## Set task
Convert the data below into a Markdown table with the columns Row and Line, numbering each row and leaving out blank lines. Begin at the line that contains "- scatter-point: [208, 539, 212, 542]" and stop after the line that contains "- xlabel-phase: phase: [381, 718, 438, 740]".

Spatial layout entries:
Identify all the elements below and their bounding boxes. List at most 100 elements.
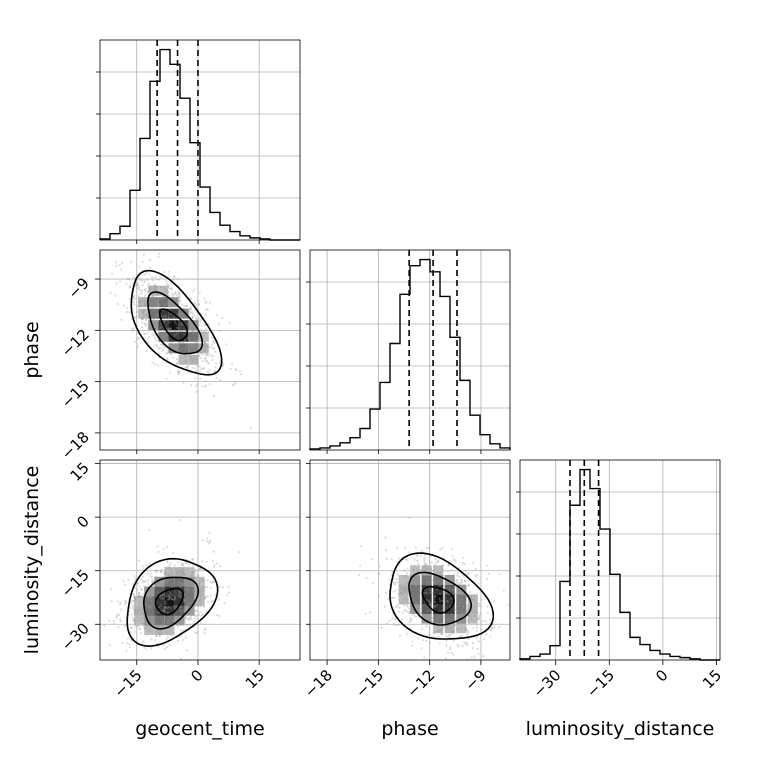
- scatter-point: [208, 539, 212, 542]
- scatter-point: [446, 624, 449, 628]
- scatter-point: [136, 283, 139, 287]
- scatter-point: [162, 584, 165, 587]
- scatter-point: [148, 593, 151, 596]
- scatter-point: [192, 621, 196, 625]
- scatter-point: [420, 549, 424, 552]
- scatter-point: [211, 355, 214, 358]
- xlabel-phase: phase: [381, 718, 438, 740]
- scatter-point: [180, 623, 183, 626]
- scatter-point: [190, 576, 194, 579]
- scatter-point: [183, 621, 186, 624]
- scatter-point: [188, 617, 191, 620]
- scatter-point: [173, 275, 176, 278]
- scatter-point: [165, 280, 168, 283]
- scatter-point: [199, 621, 203, 624]
- scatter-point: [441, 546, 444, 550]
- scatter-point: [115, 614, 118, 618]
- scatter-point: [230, 362, 234, 365]
- scatter-point: [166, 606, 169, 610]
- scatter-point: [439, 583, 442, 586]
- scatter-point: [383, 605, 387, 608]
- scatter-point: [142, 575, 145, 579]
- scatter-point: [452, 573, 455, 576]
- density-cell: [174, 586, 185, 597]
- scatter-point: [196, 574, 200, 578]
- scatter-point: [475, 574, 479, 577]
- scatter-point: [148, 528, 151, 532]
- scatter-point: [205, 352, 208, 356]
- scatter-point: [183, 599, 186, 602]
- scatter-grid: [310, 460, 510, 660]
- scatter-point: [173, 320, 176, 323]
- scatter-point: [190, 345, 194, 348]
- scatter-point: [146, 332, 149, 335]
- scatter-point: [175, 363, 178, 366]
- scatter-point: [437, 616, 440, 619]
- scatter-point: [177, 370, 180, 373]
- scatter-point: [186, 365, 189, 368]
- scatter-point: [120, 318, 123, 321]
- scatter-point: [424, 573, 427, 576]
- scatter-point: [393, 582, 397, 585]
- scatter-point: [144, 301, 147, 304]
- scatter-point: [398, 610, 401, 613]
- scatter-point: [183, 319, 186, 322]
- hist-frame-phase: [309, 249, 511, 451]
- density-cell: [184, 586, 195, 597]
- scatter-point: [191, 331, 194, 334]
- scatter-point: [157, 255, 160, 258]
- scatter-point: [412, 613, 415, 616]
- xtick-label-luminosity_distance: 0: [652, 666, 671, 685]
- density-cell: [154, 625, 165, 635]
- scatter-point: [408, 620, 411, 623]
- scatter-point: [128, 286, 131, 289]
- density-cell: [456, 603, 467, 614]
- scatter-point: [203, 588, 206, 591]
- scatter-point: [146, 290, 150, 293]
- scatter-point: [163, 606, 167, 609]
- scatter-point: [155, 582, 158, 586]
- scatter-point: [214, 366, 217, 369]
- scatter-point: [469, 617, 472, 620]
- scatter-point: [154, 339, 158, 342]
- scatter-grid: [100, 460, 300, 660]
- scatter-point: [408, 575, 411, 578]
- scatter-point: [155, 635, 158, 638]
- scatter-point: [159, 603, 162, 606]
- scatter-point: [439, 600, 442, 603]
- scatter-point: [413, 558, 416, 561]
- scatter-point: [418, 569, 421, 573]
- scatter-point: [191, 606, 194, 610]
- scatter-point: [181, 562, 184, 565]
- scatter-point: [176, 625, 180, 628]
- scatter-point: [403, 590, 406, 593]
- scatter-point: [140, 317, 143, 320]
- scatter-point: [471, 647, 474, 650]
- scatter-point: [204, 342, 207, 345]
- scatter-point: [164, 580, 167, 583]
- scatter-point: [441, 574, 444, 577]
- scatter-point: [388, 619, 391, 622]
- scatter-point: [124, 600, 127, 604]
- scatter-point: [427, 546, 430, 550]
- scatter-point: [172, 577, 175, 581]
- scatter-point: [142, 624, 145, 627]
- density-cell: [134, 596, 145, 607]
- scatter-point: [446, 618, 449, 622]
- scatter-point: [165, 352, 168, 355]
- scatter-point: [442, 598, 445, 601]
- scatter-point: [157, 304, 161, 307]
- scatter-point: [163, 291, 167, 294]
- scatter-point: [134, 597, 137, 600]
- scatter-point: [185, 562, 188, 565]
- scatter-point: [154, 299, 157, 303]
- scatter-point: [136, 337, 140, 340]
- scatter-point: [179, 611, 182, 614]
- scatter-point: [462, 605, 465, 608]
- scatter-point: [212, 370, 215, 373]
- scatter-point: [149, 569, 152, 572]
- scatter-point: [186, 623, 189, 626]
- scatter-point: [391, 596, 394, 600]
- scatter-point: [190, 576, 193, 579]
- scatter-point: [133, 316, 136, 319]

## Response to this exercise
| Row | Line |
|---|---|
| 1 | - scatter-point: [208, 539, 212, 542] |
| 2 | - scatter-point: [446, 624, 449, 628] |
| 3 | - scatter-point: [136, 283, 139, 287] |
| 4 | - scatter-point: [162, 584, 165, 587] |
| 5 | - scatter-point: [148, 593, 151, 596] |
| 6 | - scatter-point: [192, 621, 196, 625] |
| 7 | - scatter-point: [420, 549, 424, 552] |
| 8 | - scatter-point: [211, 355, 214, 358] |
| 9 | - xlabel-phase: phase: [381, 718, 438, 740] |